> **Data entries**
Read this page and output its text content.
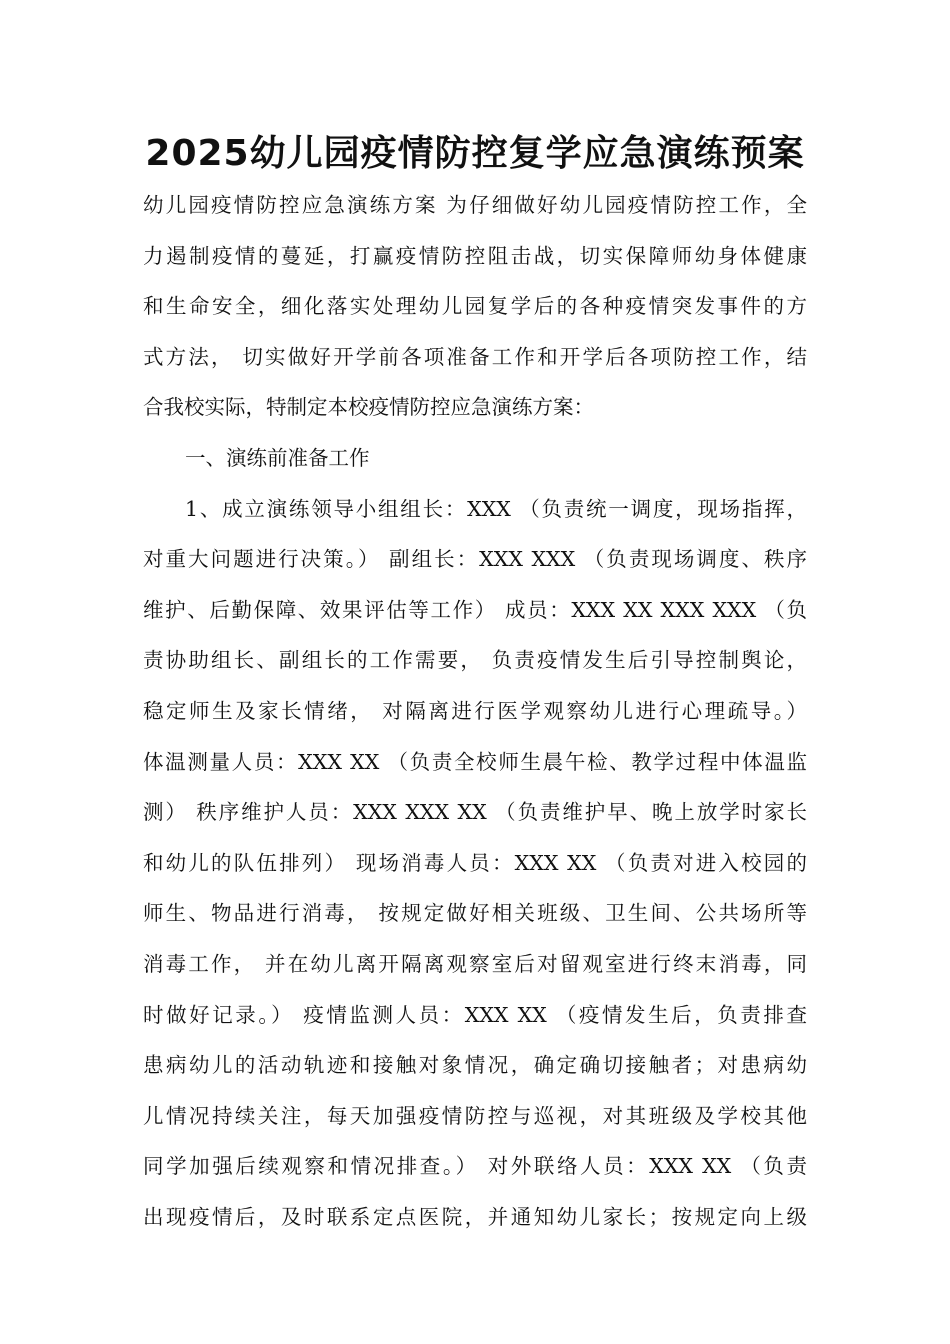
2025幼儿园疫情防控复学应急演练预案
幼儿园疫情防控应急演练方案 为仔细做好幼儿园疫情防控工作，全
力遏制疫情的蔓延，打赢疫情防控阻击战，切实保障师幼身体健康
和生命安全，细化落实处理幼儿园复学后的各种疫情突发事件的方
式方法， 切实做好开学前各项准备工作和开学后各项防控工作，结
合我校实际，特制定本校疫情防控应急演练方案：
一、演练前准备工作
1、成立演练领导小组组长：XXX （负责统一调度，现场指挥，
对重大问题进行决策。） 副组长：XXX XXX （负责现场调度、秩序
维护、后勤保障、效果评估等工作） 成员：XXX XX XXX XXX （负
责协助组长、副组长的工作需要， 负责疫情发生后引导控制舆论，
稳定师生及家长情绪， 对隔离进行医学观察幼儿进行心理疏导。）
体温测量人员：XXX XX （负责全校师生晨午检、教学过程中体温监
测） 秩序维护人员：XXX XXX XX （负责维护早、晚上放学时家长
和幼儿的队伍排列） 现场消毒人员：XXX XX （负责对进入校园的
师生、物品进行消毒， 按规定做好相关班级、卫生间、公共场所等
消毒工作， 并在幼儿离开隔离观察室后对留观室进行终末消毒，同
时做好记录。） 疫情监测人员：XXX XX （疫情发生后，负责排查
患病幼儿的活动轨迹和接触对象情况，确定确切接触者；对患病幼
儿情况持续关注，每天加强疫情防控与巡视，对其班级及学校其他
同学加强后续观察和情况排查。） 对外联络人员：XXX XX （负责
出现疫情后，及时联系定点医院，并通知幼儿家长；按规定向上级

> **Goal**
Repeat each entry above word for word, leaving every picture out.

> **Response**
Read this page and output its text content.
2025幼儿园疫情防控复学应急演练预案
幼儿园疫情防控应急演练方案 为仔细做好幼儿园疫情防控工作，全
力遏制疫情的蔓延，打赢疫情防控阻击战，切实保障师幼身体健康
和生命安全，细化落实处理幼儿园复学后的各种疫情突发事件的方
式方法， 切实做好开学前各项准备工作和开学后各项防控工作，结
合我校实际，特制定本校疫情防控应急演练方案：
一、演练前准备工作
1、成立演练领导小组组长：XXX （负责统一调度，现场指挥，
对重大问题进行决策。） 副组长：XXX XXX （负责现场调度、秩序
维护、后勤保障、效果评估等工作） 成员：XXX XX XXX XXX （负
责协助组长、副组长的工作需要， 负责疫情发生后引导控制舆论，
稳定师生及家长情绪， 对隔离进行医学观察幼儿进行心理疏导。）
体温测量人员：XXX XX （负责全校师生晨午检、教学过程中体温监
测） 秩序维护人员：XXX XXX XX （负责维护早、晚上放学时家长
和幼儿的队伍排列） 现场消毒人员：XXX XX （负责对进入校园的
师生、物品进行消毒， 按规定做好相关班级、卫生间、公共场所等
消毒工作， 并在幼儿离开隔离观察室后对留观室进行终末消毒，同
时做好记录。） 疫情监测人员：XXX XX （疫情发生后，负责排查
患病幼儿的活动轨迹和接触对象情况，确定确切接触者；对患病幼
儿情况持续关注，每天加强疫情防控与巡视，对其班级及学校其他
同学加强后续观察和情况排查。） 对外联络人员：XXX XX （负责
出现疫情后，及时联系定点医院，并通知幼儿家长；按规定向上级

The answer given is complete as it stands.